*Stated problem*. Retype the material below. Keep every word exactly as it is.
+++ Input rows
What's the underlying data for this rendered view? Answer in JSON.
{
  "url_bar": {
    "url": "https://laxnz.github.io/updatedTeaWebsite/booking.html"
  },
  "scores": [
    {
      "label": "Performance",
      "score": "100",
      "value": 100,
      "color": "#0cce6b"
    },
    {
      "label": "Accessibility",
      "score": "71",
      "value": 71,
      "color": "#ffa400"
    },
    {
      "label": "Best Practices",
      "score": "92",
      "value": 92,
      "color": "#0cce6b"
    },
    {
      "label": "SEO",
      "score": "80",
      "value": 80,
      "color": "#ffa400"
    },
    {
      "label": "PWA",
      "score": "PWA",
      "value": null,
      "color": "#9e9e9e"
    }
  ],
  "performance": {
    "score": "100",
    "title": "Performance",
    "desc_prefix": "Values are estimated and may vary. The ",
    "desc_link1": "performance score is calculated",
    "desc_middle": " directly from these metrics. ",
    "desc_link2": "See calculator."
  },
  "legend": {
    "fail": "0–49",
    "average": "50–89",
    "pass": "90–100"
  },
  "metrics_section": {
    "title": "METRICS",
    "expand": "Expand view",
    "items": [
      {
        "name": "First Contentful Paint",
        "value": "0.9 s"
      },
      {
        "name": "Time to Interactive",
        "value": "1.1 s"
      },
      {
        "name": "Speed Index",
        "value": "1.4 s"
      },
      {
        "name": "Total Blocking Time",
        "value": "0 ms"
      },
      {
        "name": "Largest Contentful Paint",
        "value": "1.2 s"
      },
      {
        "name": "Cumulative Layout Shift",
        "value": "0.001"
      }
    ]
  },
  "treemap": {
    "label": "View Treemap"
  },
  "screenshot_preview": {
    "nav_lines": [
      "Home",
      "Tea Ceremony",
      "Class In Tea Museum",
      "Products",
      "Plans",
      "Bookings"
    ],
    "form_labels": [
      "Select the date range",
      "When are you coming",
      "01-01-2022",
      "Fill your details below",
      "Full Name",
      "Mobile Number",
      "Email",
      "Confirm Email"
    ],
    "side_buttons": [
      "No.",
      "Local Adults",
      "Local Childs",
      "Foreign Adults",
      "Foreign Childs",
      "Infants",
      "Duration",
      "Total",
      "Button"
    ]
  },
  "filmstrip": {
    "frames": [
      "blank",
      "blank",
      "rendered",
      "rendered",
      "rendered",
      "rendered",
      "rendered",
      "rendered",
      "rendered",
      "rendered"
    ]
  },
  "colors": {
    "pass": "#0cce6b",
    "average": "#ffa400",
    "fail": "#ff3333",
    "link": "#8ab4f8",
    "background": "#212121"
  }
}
++++++
*The response*.
What's the underlying data for this rendered view? Answer in JSON.
{
  "url_bar": {
    "url": "https://laxnz.github.io/updatedTeaWebsite/booking.html"
  },
  "scores": [
    {
      "label": "Performance",
      "score": "100",
      "value": 100,
      "color": "#0cce6b"
    },
    {
      "label": "Accessibility",
      "score": "71",
      "value": 71,
      "color": "#ffa400"
    },
    {
      "label": "Best Practices",
      "score": "92",
      "value": 92,
      "color": "#0cce6b"
    },
    {
      "label": "SEO",
      "score": "80",
      "value": 80,
      "color": "#ffa400"
    },
    {
      "label": "PWA",
      "score": "PWA",
      "value": null,
      "color": "#9e9e9e"
    }
  ],
  "performance": {
    "score": "100",
    "title": "Performance",
    "desc_prefix": "Values are estimated and may vary. The ",
    "desc_link1": "performance score is calculated",
    "desc_middle": " directly from these metrics. ",
    "desc_link2": "See calculator."
  },
  "legend": {
    "fail": "0–49",
    "average": "50–89",
    "pass": "90–100"
  },
  "metrics_section": {
    "title": "METRICS",
    "expand": "Expand view",
    "items": [
      {
        "name": "First Contentful Paint",
        "value": "0.9 s"
      },
      {
        "name": "Time to Interactive",
        "value": "1.1 s"
      },
      {
        "name": "Speed Index",
        "value": "1.4 s"
      },
      {
        "name": "Total Blocking Time",
        "value": "0 ms"
      },
      {
        "name": "Largest Contentful Paint",
        "value": "1.2 s"
      },
      {
        "name": "Cumulative Layout Shift",
        "value": "0.001"
      }
    ]
  },
  "treemap": {
    "label": "View Treemap"
  },
  "screenshot_preview": {
    "nav_lines": [
      "Home",
      "Tea Ceremony",
      "Class In Tea Museum",
      "Products",
      "Plans",
      "Bookings"
    ],
    "form_labels": [
      "Select the date range",
      "When are you coming",
      "01-01-2022",
      "Fill your details below",
      "Full Name",
      "Mobile Number",
      "Email",
      "Confirm Email"
    ],
    "side_buttons": [
      "No.",
      "Local Adults",
      "Local Childs",
      "Foreign Adults",
      "Foreign Childs",
      "Infants",
      "Duration",
      "Total",
      "Button"
    ]
  },
  "filmstrip": {
    "frames": [
      "blank",
      "blank",
      "rendered",
      "rendered",
      "rendered",
      "rendered",
      "rendered",
      "rendered",
      "rendered",
      "rendered"
    ]
  },
  "colors": {
    "pass": "#0cce6b",
    "average": "#ffa400",
    "fail": "#ff3333",
    "link": "#8ab4f8",
    "background": "#212121"
  }
}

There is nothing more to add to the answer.